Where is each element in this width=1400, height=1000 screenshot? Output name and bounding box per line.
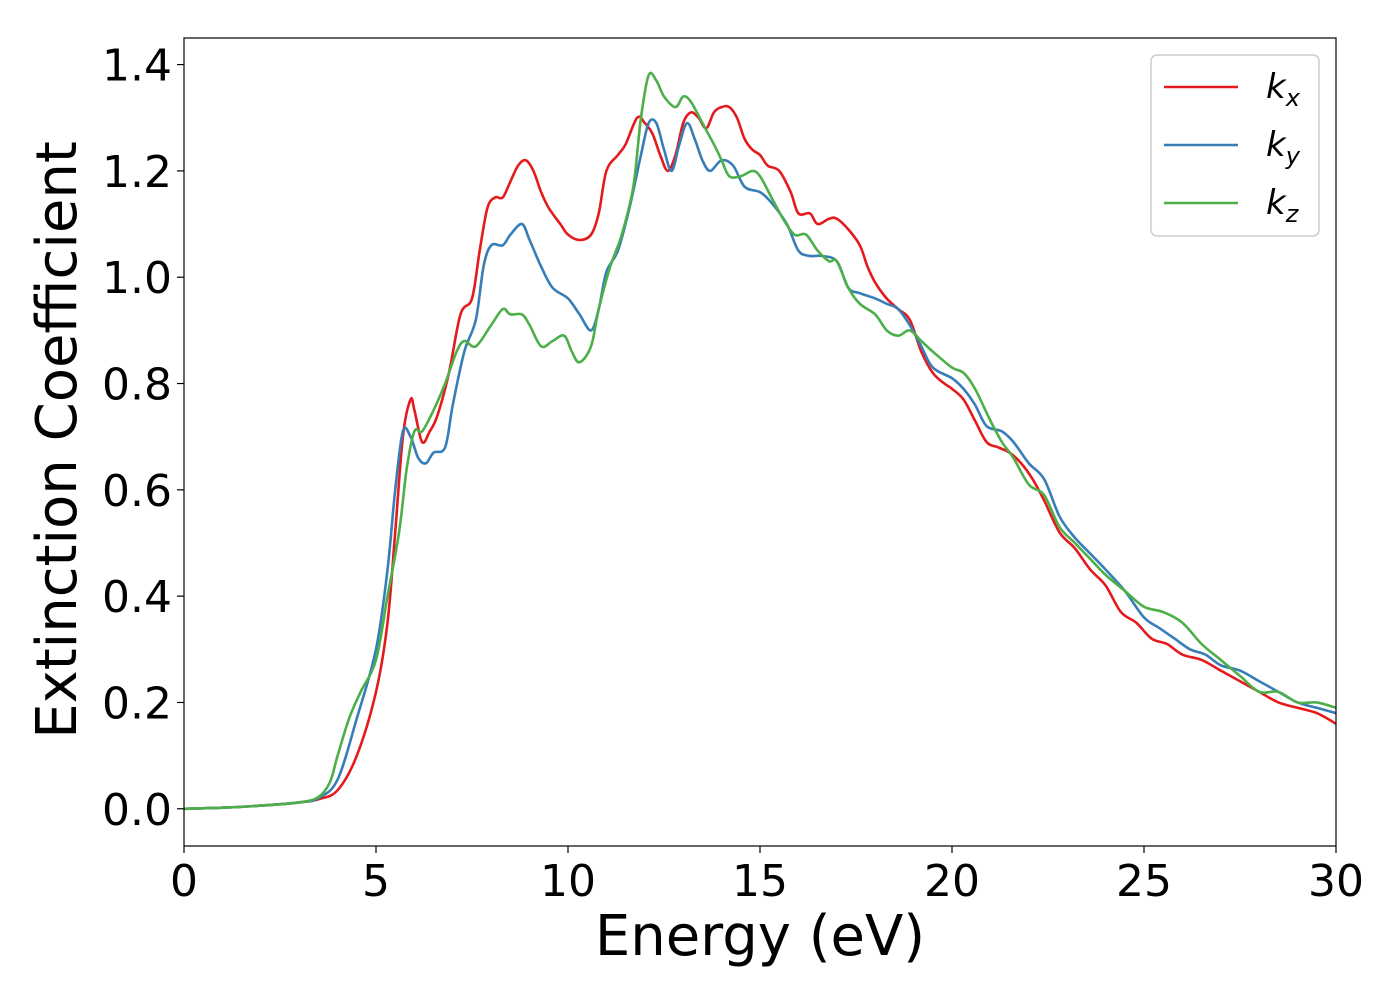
y-tick-label: 1.2 <box>102 147 172 198</box>
x-axis-title: Energy (eV) <box>595 904 925 969</box>
legend-label-y: ky <box>1266 125 1301 170</box>
y-axis-title: Extinction Coefficient <box>25 141 90 739</box>
legend-label-z: kz <box>1266 183 1300 228</box>
x-tick-label: 0 <box>170 856 198 907</box>
y-tick-label: 0.2 <box>102 678 172 729</box>
x-tick-label: 20 <box>924 856 980 907</box>
y-tick-label: 0.6 <box>102 466 172 517</box>
y-tick-label: 0.4 <box>102 572 172 623</box>
y-tick-label: 1.4 <box>102 41 172 92</box>
legend-label-x: kx <box>1266 67 1301 112</box>
x-tick-label: 15 <box>732 856 788 907</box>
y-axis-ticks: 0.0 0.2 0.4 0.6 0.8 1.0 1.2 1.4 <box>102 41 184 836</box>
legend: kx ky kz <box>1150 54 1320 237</box>
y-tick-label: 0.0 <box>102 785 172 836</box>
x-tick-label: 10 <box>540 856 596 907</box>
series-line-y <box>184 118 1336 811</box>
y-tick-label: 0.8 <box>102 360 172 411</box>
x-tick-label: 30 <box>1308 856 1364 907</box>
x-tick-label: 5 <box>362 856 390 907</box>
series-line-x <box>184 104 1336 811</box>
series-line-z <box>184 71 1336 811</box>
plot-lines <box>184 71 1336 811</box>
x-tick-label: 25 <box>1116 856 1172 907</box>
x-axis-ticks: 0 5 10 15 20 25 30 <box>170 846 1364 907</box>
y-tick-label: 1.0 <box>102 253 172 304</box>
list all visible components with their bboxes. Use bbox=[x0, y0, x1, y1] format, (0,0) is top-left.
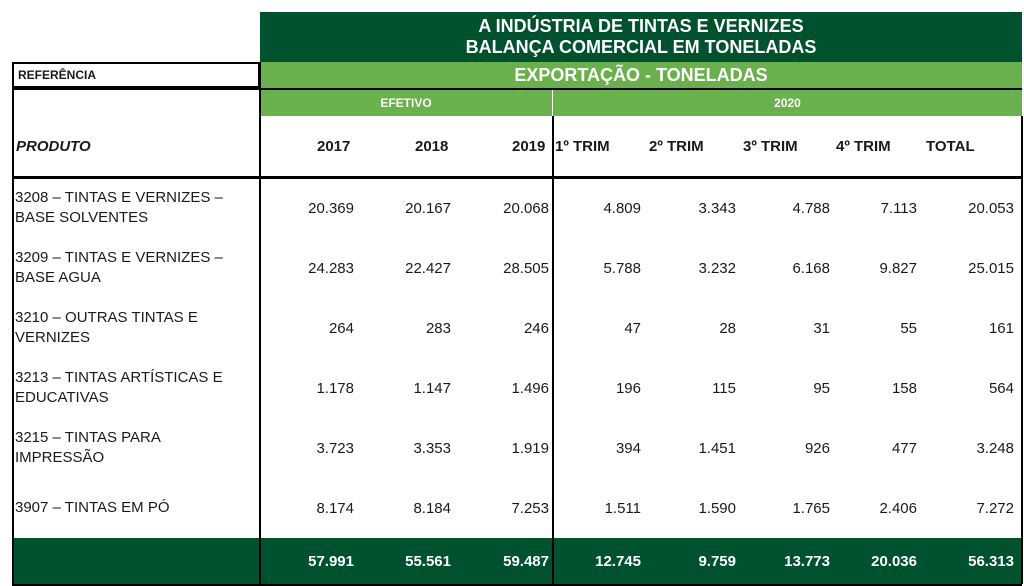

_Work instructions_
Copy every line of the entries above word for word, from the first line through the last, omitting the pictures.

_Solution to this task_
Where is each element in this width=1400, height=1000 screenshot? Output name and bounding box per line.
y-tick-label: 1.2 <box>102 147 172 198</box>
x-axis-title: Energy (eV) <box>595 904 925 969</box>
legend-label-y: ky <box>1266 125 1301 170</box>
y-axis-title: Extinction Coefficient <box>25 141 90 739</box>
legend-label-z: kz <box>1266 183 1300 228</box>
x-tick-label: 0 <box>170 856 198 907</box>
y-tick-label: 0.2 <box>102 678 172 729</box>
x-tick-label: 20 <box>924 856 980 907</box>
y-tick-label: 0.6 <box>102 466 172 517</box>
y-tick-label: 0.4 <box>102 572 172 623</box>
y-tick-label: 1.4 <box>102 41 172 92</box>
legend-label-x: kx <box>1266 67 1301 112</box>
x-tick-label: 15 <box>732 856 788 907</box>
y-axis-ticks: 0.0 0.2 0.4 0.6 0.8 1.0 1.2 1.4 <box>102 41 184 836</box>
legend: kx ky kz <box>1150 54 1320 237</box>
y-tick-label: 0.0 <box>102 785 172 836</box>
x-tick-label: 10 <box>540 856 596 907</box>
series-line-y <box>184 118 1336 811</box>
y-tick-label: 0.8 <box>102 360 172 411</box>
x-tick-label: 30 <box>1308 856 1364 907</box>
x-tick-label: 5 <box>362 856 390 907</box>
series-line-x <box>184 104 1336 811</box>
series-line-z <box>184 71 1336 811</box>
plot-lines <box>184 71 1336 811</box>
x-tick-label: 25 <box>1116 856 1172 907</box>
x-axis-ticks: 0 5 10 15 20 25 30 <box>170 846 1364 907</box>
y-tick-label: 1.0 <box>102 253 172 304</box>
list all visible components with their bboxes. Use bbox=[x0, y0, x1, y1] format, (0,0) is top-left.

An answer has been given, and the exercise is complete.